### [YOUR INSTRUCTIONS]
Print all records exactly, leaving nothing out.

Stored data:
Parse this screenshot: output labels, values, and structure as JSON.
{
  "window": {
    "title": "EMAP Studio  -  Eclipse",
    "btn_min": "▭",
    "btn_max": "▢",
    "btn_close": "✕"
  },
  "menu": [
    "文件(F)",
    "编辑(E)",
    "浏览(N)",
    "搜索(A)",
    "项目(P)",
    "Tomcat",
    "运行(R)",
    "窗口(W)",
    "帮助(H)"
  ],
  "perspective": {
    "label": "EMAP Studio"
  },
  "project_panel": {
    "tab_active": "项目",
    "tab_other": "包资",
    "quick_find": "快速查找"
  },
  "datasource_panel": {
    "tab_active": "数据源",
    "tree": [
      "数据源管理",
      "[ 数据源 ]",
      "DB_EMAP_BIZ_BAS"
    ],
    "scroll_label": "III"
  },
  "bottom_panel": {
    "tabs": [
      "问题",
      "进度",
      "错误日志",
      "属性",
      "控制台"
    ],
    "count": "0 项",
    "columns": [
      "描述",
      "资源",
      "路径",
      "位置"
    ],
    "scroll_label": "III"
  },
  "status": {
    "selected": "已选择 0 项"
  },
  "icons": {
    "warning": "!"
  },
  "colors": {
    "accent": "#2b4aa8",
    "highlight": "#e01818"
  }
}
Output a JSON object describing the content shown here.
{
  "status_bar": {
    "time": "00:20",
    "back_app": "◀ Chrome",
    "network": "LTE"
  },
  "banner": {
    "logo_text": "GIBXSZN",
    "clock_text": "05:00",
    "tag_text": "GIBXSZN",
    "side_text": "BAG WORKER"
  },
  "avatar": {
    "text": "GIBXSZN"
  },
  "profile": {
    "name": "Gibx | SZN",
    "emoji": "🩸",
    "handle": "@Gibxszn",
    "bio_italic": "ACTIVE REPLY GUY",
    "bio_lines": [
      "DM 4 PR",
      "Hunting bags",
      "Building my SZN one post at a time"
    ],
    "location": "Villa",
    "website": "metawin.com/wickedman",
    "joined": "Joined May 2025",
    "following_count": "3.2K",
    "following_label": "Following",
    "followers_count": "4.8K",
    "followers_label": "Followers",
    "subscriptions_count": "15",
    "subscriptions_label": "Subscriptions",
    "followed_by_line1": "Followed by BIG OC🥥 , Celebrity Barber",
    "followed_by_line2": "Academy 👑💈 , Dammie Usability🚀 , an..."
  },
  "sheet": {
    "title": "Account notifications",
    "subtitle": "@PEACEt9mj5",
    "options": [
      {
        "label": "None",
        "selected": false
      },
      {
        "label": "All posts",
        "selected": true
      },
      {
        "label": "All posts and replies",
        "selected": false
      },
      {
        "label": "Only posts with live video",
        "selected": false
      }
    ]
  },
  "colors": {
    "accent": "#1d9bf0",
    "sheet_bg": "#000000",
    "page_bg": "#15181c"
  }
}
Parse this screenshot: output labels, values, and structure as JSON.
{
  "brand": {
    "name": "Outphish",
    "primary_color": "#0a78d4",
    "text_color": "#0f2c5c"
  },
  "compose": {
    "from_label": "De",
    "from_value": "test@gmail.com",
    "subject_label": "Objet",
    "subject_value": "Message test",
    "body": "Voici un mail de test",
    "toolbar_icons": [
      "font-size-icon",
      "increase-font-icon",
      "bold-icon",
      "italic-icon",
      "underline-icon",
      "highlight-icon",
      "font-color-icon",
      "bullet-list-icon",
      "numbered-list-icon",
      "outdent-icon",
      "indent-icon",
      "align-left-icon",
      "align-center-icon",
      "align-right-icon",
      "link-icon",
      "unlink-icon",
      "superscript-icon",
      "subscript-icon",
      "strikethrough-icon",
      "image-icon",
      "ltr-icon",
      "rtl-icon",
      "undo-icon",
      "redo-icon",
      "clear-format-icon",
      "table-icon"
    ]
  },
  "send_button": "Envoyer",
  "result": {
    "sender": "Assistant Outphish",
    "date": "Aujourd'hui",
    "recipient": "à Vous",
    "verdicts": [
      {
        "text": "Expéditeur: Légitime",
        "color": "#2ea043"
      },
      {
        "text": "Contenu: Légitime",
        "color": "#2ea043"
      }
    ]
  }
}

### [THE SOLUTION]
Parse this screenshot: output labels, values, and structure as JSON.
{
  "window": {
    "title": "EMAP Studio  -  Eclipse",
    "btn_min": "▭",
    "btn_max": "▢",
    "btn_close": "✕"
  },
  "menu": [
    "文件(F)",
    "编辑(E)",
    "浏览(N)",
    "搜索(A)",
    "项目(P)",
    "Tomcat",
    "运行(R)",
    "窗口(W)",
    "帮助(H)"
  ],
  "perspective": {
    "label": "EMAP Studio"
  },
  "project_panel": {
    "tab_active": "项目",
    "tab_other": "包资",
    "quick_find": "快速查找"
  },
  "datasource_panel": {
    "tab_active": "数据源",
    "tree": [
      "数据源管理",
      "[ 数据源 ]",
      "DB_EMAP_BIZ_BAS"
    ],
    "scroll_label": "III"
  },
  "bottom_panel": {
    "tabs": [
      "问题",
      "进度",
      "错误日志",
      "属性",
      "控制台"
    ],
    "count": "0 项",
    "columns": [
      "描述",
      "资源",
      "路径",
      "位置"
    ],
    "scroll_label": "III"
  },
  "status": {
    "selected": "已选择 0 项"
  },
  "icons": {
    "warning": "!"
  },
  "colors": {
    "accent": "#2b4aa8",
    "highlight": "#e01818"
  }
}
Output a JSON object describing the content shown here.
{
  "status_bar": {
    "time": "00:20",
    "back_app": "◀ Chrome",
    "network": "LTE"
  },
  "banner": {
    "logo_text": "GIBXSZN",
    "clock_text": "05:00",
    "tag_text": "GIBXSZN",
    "side_text": "BAG WORKER"
  },
  "avatar": {
    "text": "GIBXSZN"
  },
  "profile": {
    "name": "Gibx | SZN",
    "emoji": "🩸",
    "handle": "@Gibxszn",
    "bio_italic": "ACTIVE REPLY GUY",
    "bio_lines": [
      "DM 4 PR",
      "Hunting bags",
      "Building my SZN one post at a time"
    ],
    "location": "Villa",
    "website": "metawin.com/wickedman",
    "joined": "Joined May 2025",
    "following_count": "3.2K",
    "following_label": "Following",
    "followers_count": "4.8K",
    "followers_label": "Followers",
    "subscriptions_count": "15",
    "subscriptions_label": "Subscriptions",
    "followed_by_line1": "Followed by BIG OC🥥 , Celebrity Barber",
    "followed_by_line2": "Academy 👑💈 , Dammie Usability🚀 , an..."
  },
  "sheet": {
    "title": "Account notifications",
    "subtitle": "@PEACEt9mj5",
    "options": [
      {
        "label": "None",
        "selected": false
      },
      {
        "label": "All posts",
        "selected": true
      },
      {
        "label": "All posts and replies",
        "selected": false
      },
      {
        "label": "Only posts with live video",
        "selected": false
      }
    ]
  },
  "colors": {
    "accent": "#1d9bf0",
    "sheet_bg": "#000000",
    "page_bg": "#15181c"
  }
}
Parse this screenshot: output labels, values, and structure as JSON.
{
  "brand": {
    "name": "Outphish",
    "primary_color": "#0a78d4",
    "text_color": "#0f2c5c"
  },
  "compose": {
    "from_label": "De",
    "from_value": "test@gmail.com",
    "subject_label": "Objet",
    "subject_value": "Message test",
    "body": "Voici un mail de test",
    "toolbar_icons": [
      "font-size-icon",
      "increase-font-icon",
      "bold-icon",
      "italic-icon",
      "underline-icon",
      "highlight-icon",
      "font-color-icon",
      "bullet-list-icon",
      "numbered-list-icon",
      "outdent-icon",
      "indent-icon",
      "align-left-icon",
      "align-center-icon",
      "align-right-icon",
      "link-icon",
      "unlink-icon",
      "superscript-icon",
      "subscript-icon",
      "strikethrough-icon",
      "image-icon",
      "ltr-icon",
      "rtl-icon",
      "undo-icon",
      "redo-icon",
      "clear-format-icon",
      "table-icon"
    ]
  },
  "send_button": "Envoyer",
  "result": {
    "sender": "Assistant Outphish",
    "date": "Aujourd'hui",
    "recipient": "à Vous",
    "verdicts": [
      {
        "text": "Expéditeur: Légitime",
        "color": "#2ea043"
      },
      {
        "text": "Contenu: Légitime",
        "color": "#2ea043"
      }
    ]
  }
}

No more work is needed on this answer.